╔══

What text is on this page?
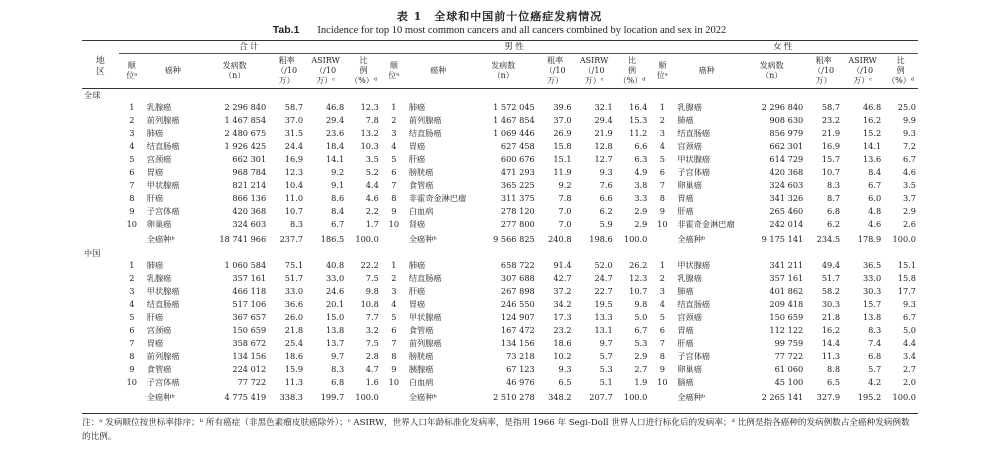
表 1　全球和中国前十位癌症发病情况
Tab.1 Incidence for top 10 most common cancers and all cancers combined by location and sex in 2022
地
区	合计						男性						女性					
	顺
位ᵃ	癌种	发病数
（n）	粗率
（/10
万）	ASIRW
（/10
万）ᶜ	比
例
（%）ᵈ	顺
位ᵃ	癌种	发病数
（n）	粗率
（/10
万）	ASIRW
（/10
万）ᶜ	比
例
（%）ᵈ	顺
位ᵃ	癌种	发病数
（n）	粗率
（/10
万）	ASIRW
（/10
万）ᶜ	比
例
（%）ᵈ
全球																		
	1	乳腺癌	2 296 840	58.7	46.8	12.3	1	肺癌	1 572 045	39.6	32.1	16.4	1	乳腺癌	2 296 840	58.7	46.8	25.0
	2	前列腺癌	1 467 854	37.0	29.4	7.8	2	前列腺癌	1 467 854	37.0	29.4	15.3	2	肺癌	908 630	23.2	16.2	9.9
	3	肺癌	2 480 675	31.5	23.6	13.2	3	结直肠癌	1 069 446	26.9	21.9	11.2	3	结直肠癌	856 979	21.9	15.2	9.3
	4	结直肠癌	1 926 425	24.4	18.4	10.3	4	胃癌	627 458	15.8	12.8	6.6	4	宫颈癌	662 301	16.9	14.1	7.2
	5	宫颈癌	662 301	16.9	14.1	3.5	5	肝癌	600 676	15.1	12.7	6.3	5	甲状腺癌	614 729	15.7	13.6	6.7
	6	胃癌	968 784	12.3	9.2	5.2	6	膀胱癌	471 293	11.9	9.3	4.9	6	子宫体癌	420 368	10.7	8.4	4.6
	7	甲状腺癌	821 214	10.4	9.1	4.4	7	食管癌	365 225	9.2	7.6	3.8	7	卵巢癌	324 603	8.3	6.7	3.5
	8	肝癌	866 136	11.0	8.6	4.6	8	非霍奇金淋巴瘤	311 375	7.8	6.6	3.3	8	胃癌	341 326	8.7	6.0	3.7
	9	子宫体癌	420 368	10.7	8.4	2.2	9	白血病	278 120	7.0	6.2	2.9	9	肝癌	265 460	6.8	4.8	2.9
	10	卵巢癌	324 603	8.3	6.7	1.7	10	肾癌	277 800	7.0	5.9	2.9	10	非霍奇金淋巴瘤	242 014	6.2	4.6	2.6
		全癌种ᵇ	18 741 966	237.7	186.5	100.0		全癌种ᵇ	9 566 825	240.8	198.6	100.0		全癌种ᵇ	9 175 141	234.5	178.9	100.0
中国																		
	1	肺癌	1 060 584	75.1	40.8	22.2	1	肺癌	658 722	91.4	52.0	26.2	1	甲状腺癌	341 211	49.4	36.5	15.1
	2	乳腺癌	357 161	51.7	33.0	7.5	2	结直肠癌	307 688	42.7	24.7	12.3	2	乳腺癌	357 161	51.7	33.0	15.8
	3	甲状腺癌	466 118	33.0	24.6	9.8	3	肝癌	267 898	37.2	22.7	10.7	3	肺癌	401 862	58.2	30.3	17.7
	4	结直肠癌	517 106	36.6	20.1	10.8	4	胃癌	246 550	34.2	19.5	9.8	4	结直肠癌	209 418	30.3	15.7	9.3
	5	肝癌	367 657	26.0	15.0	7.7	5	甲状腺癌	124 907	17.3	13.3	5.0	5	宫颈癌	150 659	21.8	13.8	6.7
	6	宫颈癌	150 659	21.8	13.8	3.2	6	食管癌	167 472	23.2	13.1	6.7	6	胃癌	112 122	16.2	8.3	5.0
	7	胃癌	358 672	25.4	13.7	7.5	7	前列腺癌	134 156	18.6	9.7	5.3	7	肝癌	99 759	14.4	7.4	4.4
	8	前列腺癌	134 156	18.6	9.7	2.8	8	膀胱癌	73 218	10.2	5.7	2.9	8	子宫体癌	77 722	11.3	6.8	3.4
	9	食管癌	224 012	15.9	8.3	4.7	9	胰腺癌	67 123	9.3	5.3	2.7	9	卵巢癌	61 060	8.8	5.7	2.7
	10	子宫体癌	77 722	11.3	6.8	1.6	10	白血病	46 976	6.5	5.1	1.9	10	脑癌	45 100	6.5	4.2	2.0
		全癌种ᵇ	4 775 419	338.3	199.7	100.0		全癌种ᵇ	2 510 278	348.2	207.7	100.0		全癌种ᵇ	2 265 141	327.9	195.2	100.0
注：ᵃ 发病顺位按世标率排序；ᵇ 所有癌症（非黑色素瘤皮肤癌除外）；ᶜ ASIRW，世界人口年龄标准化发病率，是指用 1966 年 Segi-Doll 世界人口进行标化后的发病率；ᵈ 比例是指各癌种的发病例数占全癌种发病例数的比例。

╚══

Copy the data exactly. Any picture it contains is to be omitted.

Task result:
What text is on this page?
表 1　全球和中国前十位癌症发病情况
Tab.1 Incidence for top 10 most common cancers and all cancers combined by location and sex in 2022
地
区	合计						男性						女性					
	顺
位ᵃ	癌种	发病数
（n）	粗率
（/10
万）	ASIRW
（/10
万）ᶜ	比
例
（%）ᵈ	顺
位ᵃ	癌种	发病数
（n）	粗率
（/10
万）	ASIRW
（/10
万）ᶜ	比
例
（%）ᵈ	顺
位ᵃ	癌种	发病数
（n）	粗率
（/10
万）	ASIRW
（/10
万）ᶜ	比
例
（%）ᵈ
全球																		
	1	乳腺癌	2 296 840	58.7	46.8	12.3	1	肺癌	1 572 045	39.6	32.1	16.4	1	乳腺癌	2 296 840	58.7	46.8	25.0
	2	前列腺癌	1 467 854	37.0	29.4	7.8	2	前列腺癌	1 467 854	37.0	29.4	15.3	2	肺癌	908 630	23.2	16.2	9.9
	3	肺癌	2 480 675	31.5	23.6	13.2	3	结直肠癌	1 069 446	26.9	21.9	11.2	3	结直肠癌	856 979	21.9	15.2	9.3
	4	结直肠癌	1 926 425	24.4	18.4	10.3	4	胃癌	627 458	15.8	12.8	6.6	4	宫颈癌	662 301	16.9	14.1	7.2
	5	宫颈癌	662 301	16.9	14.1	3.5	5	肝癌	600 676	15.1	12.7	6.3	5	甲状腺癌	614 729	15.7	13.6	6.7
	6	胃癌	968 784	12.3	9.2	5.2	6	膀胱癌	471 293	11.9	9.3	4.9	6	子宫体癌	420 368	10.7	8.4	4.6
	7	甲状腺癌	821 214	10.4	9.1	4.4	7	食管癌	365 225	9.2	7.6	3.8	7	卵巢癌	324 603	8.3	6.7	3.5
	8	肝癌	866 136	11.0	8.6	4.6	8	非霍奇金淋巴瘤	311 375	7.8	6.6	3.3	8	胃癌	341 326	8.7	6.0	3.7
	9	子宫体癌	420 368	10.7	8.4	2.2	9	白血病	278 120	7.0	6.2	2.9	9	肝癌	265 460	6.8	4.8	2.9
	10	卵巢癌	324 603	8.3	6.7	1.7	10	肾癌	277 800	7.0	5.9	2.9	10	非霍奇金淋巴瘤	242 014	6.2	4.6	2.6
		全癌种ᵇ	18 741 966	237.7	186.5	100.0		全癌种ᵇ	9 566 825	240.8	198.6	100.0		全癌种ᵇ	9 175 141	234.5	178.9	100.0
中国																		
	1	肺癌	1 060 584	75.1	40.8	22.2	1	肺癌	658 722	91.4	52.0	26.2	1	甲状腺癌	341 211	49.4	36.5	15.1
	2	乳腺癌	357 161	51.7	33.0	7.5	2	结直肠癌	307 688	42.7	24.7	12.3	2	乳腺癌	357 161	51.7	33.0	15.8
	3	甲状腺癌	466 118	33.0	24.6	9.8	3	肝癌	267 898	37.2	22.7	10.7	3	肺癌	401 862	58.2	30.3	17.7
	4	结直肠癌	517 106	36.6	20.1	10.8	4	胃癌	246 550	34.2	19.5	9.8	4	结直肠癌	209 418	30.3	15.7	9.3
	5	肝癌	367 657	26.0	15.0	7.7	5	甲状腺癌	124 907	17.3	13.3	5.0	5	宫颈癌	150 659	21.8	13.8	6.7
	6	宫颈癌	150 659	21.8	13.8	3.2	6	食管癌	167 472	23.2	13.1	6.7	6	胃癌	112 122	16.2	8.3	5.0
	7	胃癌	358 672	25.4	13.7	7.5	7	前列腺癌	134 156	18.6	9.7	5.3	7	肝癌	99 759	14.4	7.4	4.4
	8	前列腺癌	134 156	18.6	9.7	2.8	8	膀胱癌	73 218	10.2	5.7	2.9	8	子宫体癌	77 722	11.3	6.8	3.4
	9	食管癌	224 012	15.9	8.3	4.7	9	胰腺癌	67 123	9.3	5.3	2.7	9	卵巢癌	61 060	8.8	5.7	2.7
	10	子宫体癌	77 722	11.3	6.8	1.6	10	白血病	46 976	6.5	5.1	1.9	10	脑癌	45 100	6.5	4.2	2.0
		全癌种ᵇ	4 775 419	338.3	199.7	100.0		全癌种ᵇ	2 510 278	348.2	207.7	100.0		全癌种ᵇ	2 265 141	327.9	195.2	100.0
注：ᵃ 发病顺位按世标率排序；ᵇ 所有癌症（非黑色素瘤皮肤癌除外）；ᶜ ASIRW，世界人口年龄标准化发病率，是指用 1966 年 Segi-Doll 世界人口进行标化后的发病率；ᵈ 比例是指各癌种的发病例数占全癌种发病例数的比例。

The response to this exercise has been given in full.